Recommendation: Use import.meta.env.MODE === 'test' as the guard. Confirm in plan with explicit grep step on built artifact (! grep -q __mokoshTest dist/...). Use dynamic import (await import('...')) inside the guard so the test-hook MODULE itself is tree-shaken from production, not just the call:

// src/background/index.ts
if (import.meta.env.MODE === 'test') {
  await import('../test-hooks/sw-hooks');
}

7. MediaStreamTrack track.stop() vs Chrome "Stop sharing" button event parity

THIS IS THE BLOCKER.

Findings (W3C spec + MDN + empirical):

  • W3C Media Capture and Streams spec, MediaStreamTrack.stop() algorithm: "When a MediaStreamTrack track ends for any reason other than the stop() method being invoked, the user agent MUST queue a task that sets the track's readyState to ended and fire a simple event named ended at the object." (Cite: https://w3c.github.io/mediacapture-main/#mediastreamtrack)
  • MDN (authoritative, with W3C link): "The only case where the track ends but the ended event is not fired is when calling MediaStreamTrack.stop." (Cite: https://developer.mozilla.org/en-US/docs/Web/API/MediaStreamTrack/ended_event)
  • Empirical confirmation in Chrome 148 (probe7):
    • track.stop()endedFired: 0, readyState: 'ended'
    • track.dispatchEvent(new Event('ended'))endedFired: 1, readyState: 'live'
  • Our offscreen handler onUserStoppedSharing at src/offscreen/recorder.ts:451-480 is registered as track.addEventListener('ended', onUserStoppedSharing, { once: true }) (line 275). It is a pure event listener — it does not inspect any property to discriminate stop() vs source-ended; it fires whenever the event fires.

────────────────

#### TASKS
[1] In the extract, what guard is recommended for the test hooks?
[2] In the extract, reproduce the passage that begins with "Recommendation: Use import.meta.env.MODE" and ends with "IS THE BLOCKER.".

#### GIVEN INFORMATION

────────────────

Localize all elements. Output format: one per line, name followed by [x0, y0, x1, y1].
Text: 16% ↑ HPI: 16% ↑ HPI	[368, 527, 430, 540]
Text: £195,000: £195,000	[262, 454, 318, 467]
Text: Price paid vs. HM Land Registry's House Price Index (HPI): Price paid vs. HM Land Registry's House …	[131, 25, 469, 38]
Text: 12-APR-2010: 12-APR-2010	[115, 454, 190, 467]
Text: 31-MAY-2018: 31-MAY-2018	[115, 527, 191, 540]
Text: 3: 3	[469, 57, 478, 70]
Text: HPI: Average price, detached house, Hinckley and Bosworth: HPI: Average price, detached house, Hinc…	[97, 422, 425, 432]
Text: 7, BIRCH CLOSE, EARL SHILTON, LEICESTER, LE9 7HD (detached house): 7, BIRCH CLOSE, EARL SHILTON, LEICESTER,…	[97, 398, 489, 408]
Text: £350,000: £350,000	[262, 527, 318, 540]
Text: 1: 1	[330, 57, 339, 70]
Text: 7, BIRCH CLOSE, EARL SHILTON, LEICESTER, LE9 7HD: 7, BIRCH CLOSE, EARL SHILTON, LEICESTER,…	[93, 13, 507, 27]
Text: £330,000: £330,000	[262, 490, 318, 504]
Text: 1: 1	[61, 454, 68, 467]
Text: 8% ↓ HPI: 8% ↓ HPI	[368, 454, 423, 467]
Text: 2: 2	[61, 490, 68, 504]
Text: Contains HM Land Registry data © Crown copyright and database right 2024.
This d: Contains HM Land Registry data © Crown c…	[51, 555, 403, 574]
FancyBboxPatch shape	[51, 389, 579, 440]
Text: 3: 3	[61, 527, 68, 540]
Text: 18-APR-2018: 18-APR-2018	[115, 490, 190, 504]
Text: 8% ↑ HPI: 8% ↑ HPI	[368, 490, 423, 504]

────────────────

#### EXPECTED RESPONSES
[1] import.meta.env.MODE === 'test'

[2]
Recommendation: Use import.meta.env.MODE === 'test' as the guard. Confirm in plan with explicit grep step on built artifact (! grep -q __mokoshTest dist/...). Use dynamic import (await import('...')) inside the guard so the test-hook MODULE itself is tree-shaken from production, not just the call:

// src/background/index.ts
if (import.meta.env.MODE === 'test') {
  await import('../test-hooks/sw-hooks');
}

7. MediaStreamTrack track.stop() vs Chrome "Stop sharing" button event parity

THIS IS THE BLOCKER.